# Data excerpts
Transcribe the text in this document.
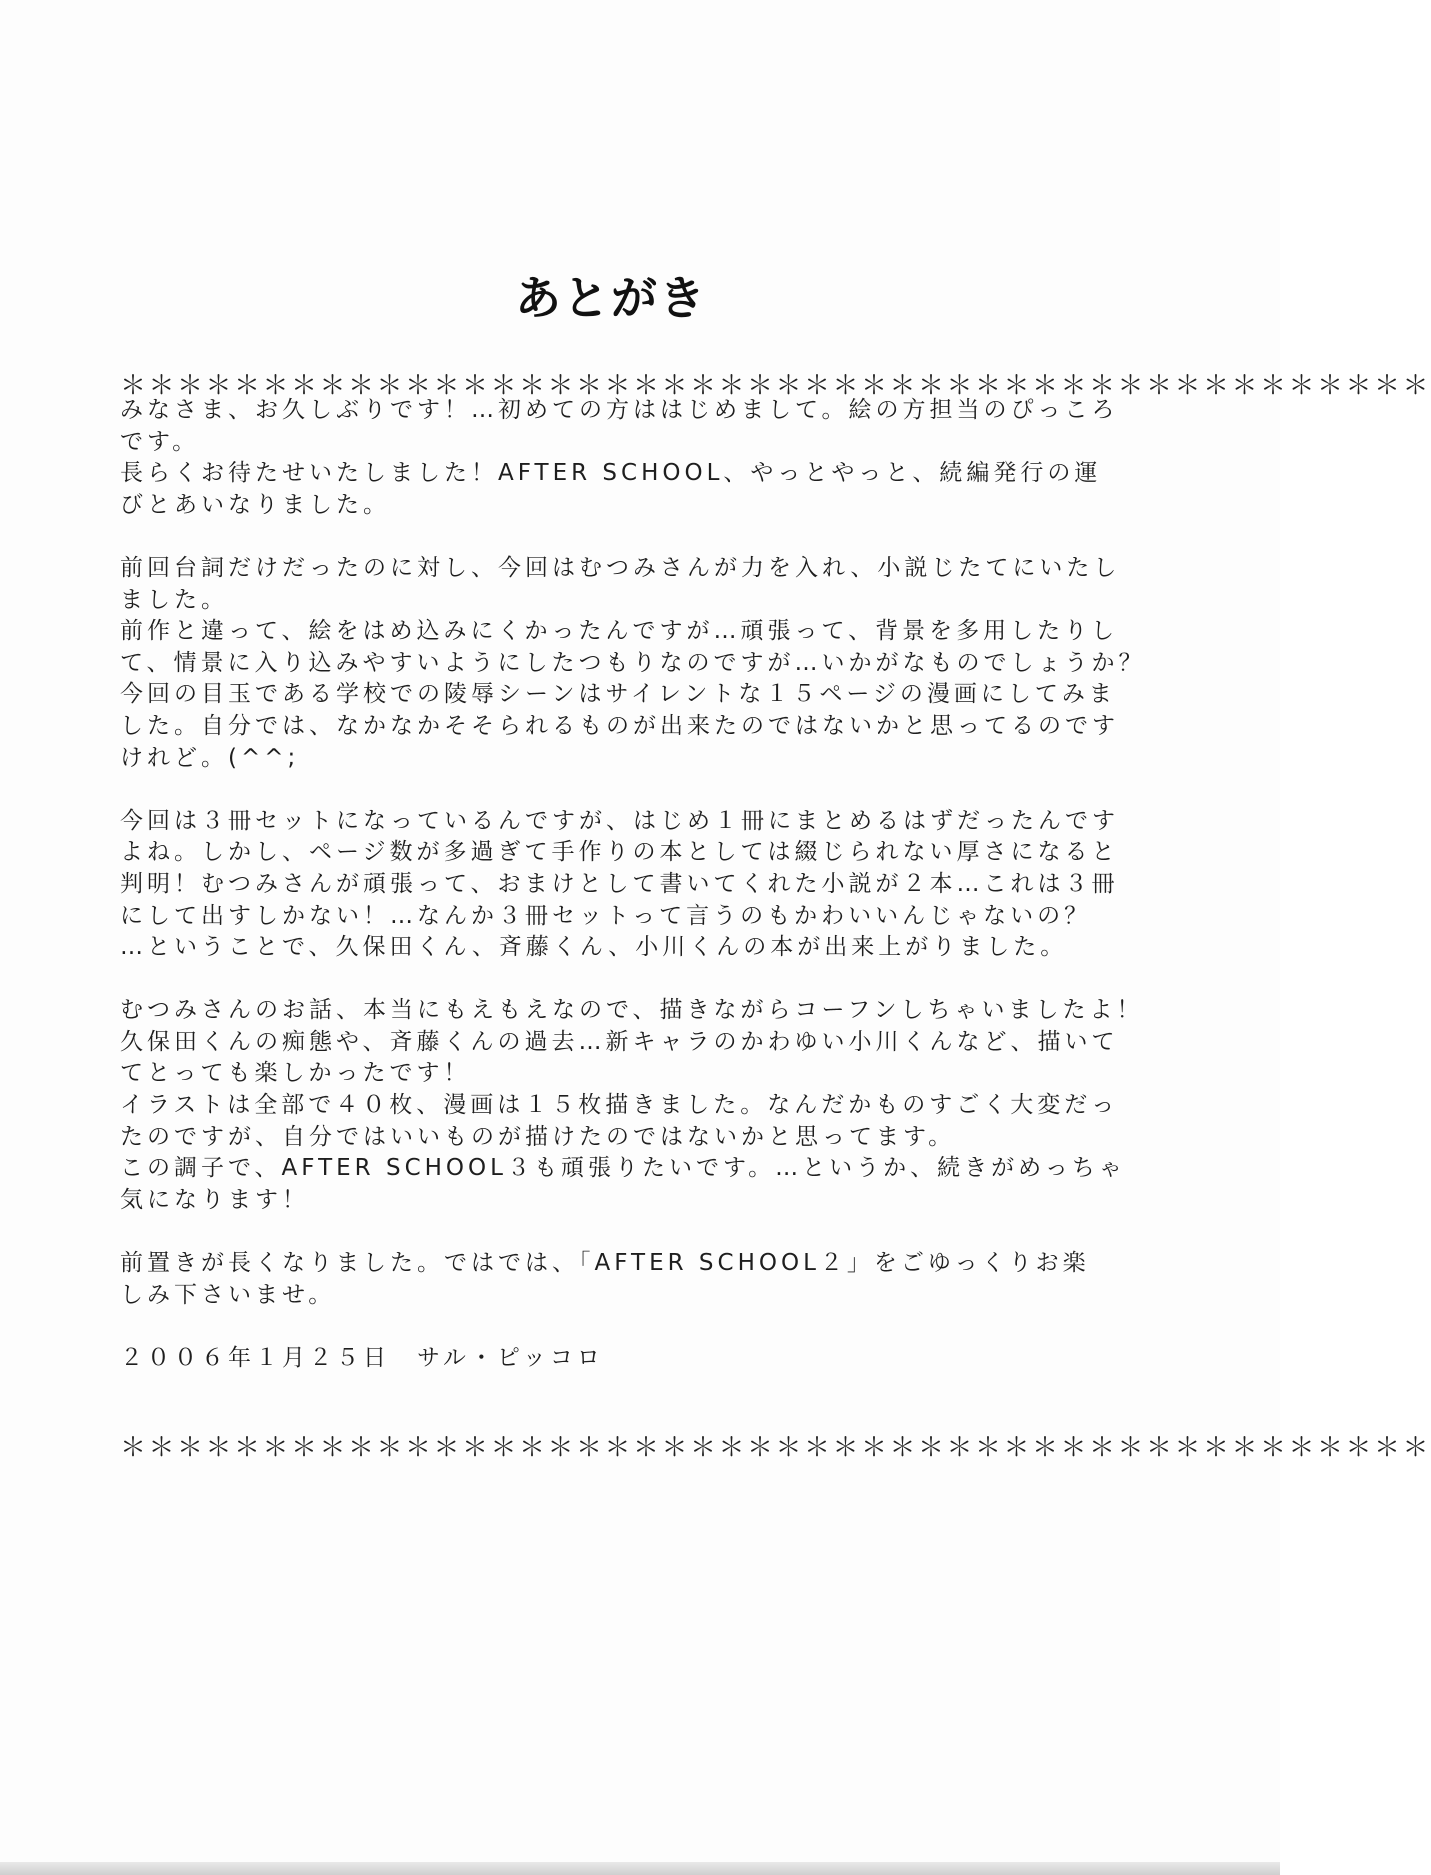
あとがき
＊＊＊＊＊＊＊＊＊＊＊＊＊＊＊＊＊＊＊＊＊＊＊＊＊＊＊＊＊＊＊＊＊＊＊＊＊＊＊＊＊＊＊＊＊＊
みなさま、お久しぶりです！…初めての方ははじめまして。絵の方担当のぴっころ
です。
長らくお待たせいたしました！AFTER SCHOOL、やっとやっと、続編発行の運
びとあいなりました。
前回台詞だけだったのに対し、今回はむつみさんが力を入れ、小説じたてにいたし
ました。
前作と違って、絵をはめ込みにくかったんですが…頑張って、背景を多用したりし
て、情景に入り込みやすいようにしたつもりなのですが…いかがなものでしょうか？
今回の目玉である学校での陵辱シーンはサイレントな１５ページの漫画にしてみま
した。自分では、なかなかそそられるものが出来たのではないかと思ってるのです
けれど。(^^;
今回は３冊セットになっているんですが、はじめ１冊にまとめるはずだったんです
よね。しかし、ページ数が多過ぎて手作りの本としては綴じられない厚さになると
判明！むつみさんが頑張って、おまけとして書いてくれた小説が２本…これは３冊
にして出すしかない！…なんか３冊セットって言うのもかわいいんじゃないの？
…ということで、久保田くん、斉藤くん、小川くんの本が出来上がりました。
むつみさんのお話、本当にもえもえなので、描きながらコーフンしちゃいましたよ！
久保田くんの痴態や、斉藤くんの過去…新キャラのかわゆい小川くんなど、描いて
てとっても楽しかったです！
イラストは全部で４０枚、漫画は１５枚描きました。なんだかものすごく大変だっ
たのですが、自分ではいいものが描けたのではないかと思ってます。
この調子で、AFTER SCHOOL３も頑張りたいです。…というか、続きがめっちゃ
気になります！
前置きが長くなりました。ではでは、「AFTER SCHOOL２」をごゆっくりお楽
しみ下さいませ。
２００６年１月２５日　サル・ピッコロ
＊＊＊＊＊＊＊＊＊＊＊＊＊＊＊＊＊＊＊＊＊＊＊＊＊＊＊＊＊＊＊＊＊＊＊＊＊＊＊＊＊＊＊＊＊＊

# TASK OBJECTIVE
Quote every line of the records above exactly; no picture is to be copied.

# EXERCISE SOLUTION
Transcribe the text in this document.
あとがき
＊＊＊＊＊＊＊＊＊＊＊＊＊＊＊＊＊＊＊＊＊＊＊＊＊＊＊＊＊＊＊＊＊＊＊＊＊＊＊＊＊＊＊＊＊＊
みなさま、お久しぶりです！…初めての方ははじめまして。絵の方担当のぴっころ
です。
長らくお待たせいたしました！AFTER SCHOOL、やっとやっと、続編発行の運
びとあいなりました。
前回台詞だけだったのに対し、今回はむつみさんが力を入れ、小説じたてにいたし
ました。
前作と違って、絵をはめ込みにくかったんですが…頑張って、背景を多用したりし
て、情景に入り込みやすいようにしたつもりなのですが…いかがなものでしょうか？
今回の目玉である学校での陵辱シーンはサイレントな１５ページの漫画にしてみま
した。自分では、なかなかそそられるものが出来たのではないかと思ってるのです
けれど。(^^;
今回は３冊セットになっているんですが、はじめ１冊にまとめるはずだったんです
よね。しかし、ページ数が多過ぎて手作りの本としては綴じられない厚さになると
判明！むつみさんが頑張って、おまけとして書いてくれた小説が２本…これは３冊
にして出すしかない！…なんか３冊セットって言うのもかわいいんじゃないの？
…ということで、久保田くん、斉藤くん、小川くんの本が出来上がりました。
むつみさんのお話、本当にもえもえなので、描きながらコーフンしちゃいましたよ！
久保田くんの痴態や、斉藤くんの過去…新キャラのかわゆい小川くんなど、描いて
てとっても楽しかったです！
イラストは全部で４０枚、漫画は１５枚描きました。なんだかものすごく大変だっ
たのですが、自分ではいいものが描けたのではないかと思ってます。
この調子で、AFTER SCHOOL３も頑張りたいです。…というか、続きがめっちゃ
気になります！
前置きが長くなりました。ではでは、「AFTER SCHOOL２」をごゆっくりお楽
しみ下さいませ。
２００６年１月２５日　サル・ピッコロ
＊＊＊＊＊＊＊＊＊＊＊＊＊＊＊＊＊＊＊＊＊＊＊＊＊＊＊＊＊＊＊＊＊＊＊＊＊＊＊＊＊＊＊＊＊＊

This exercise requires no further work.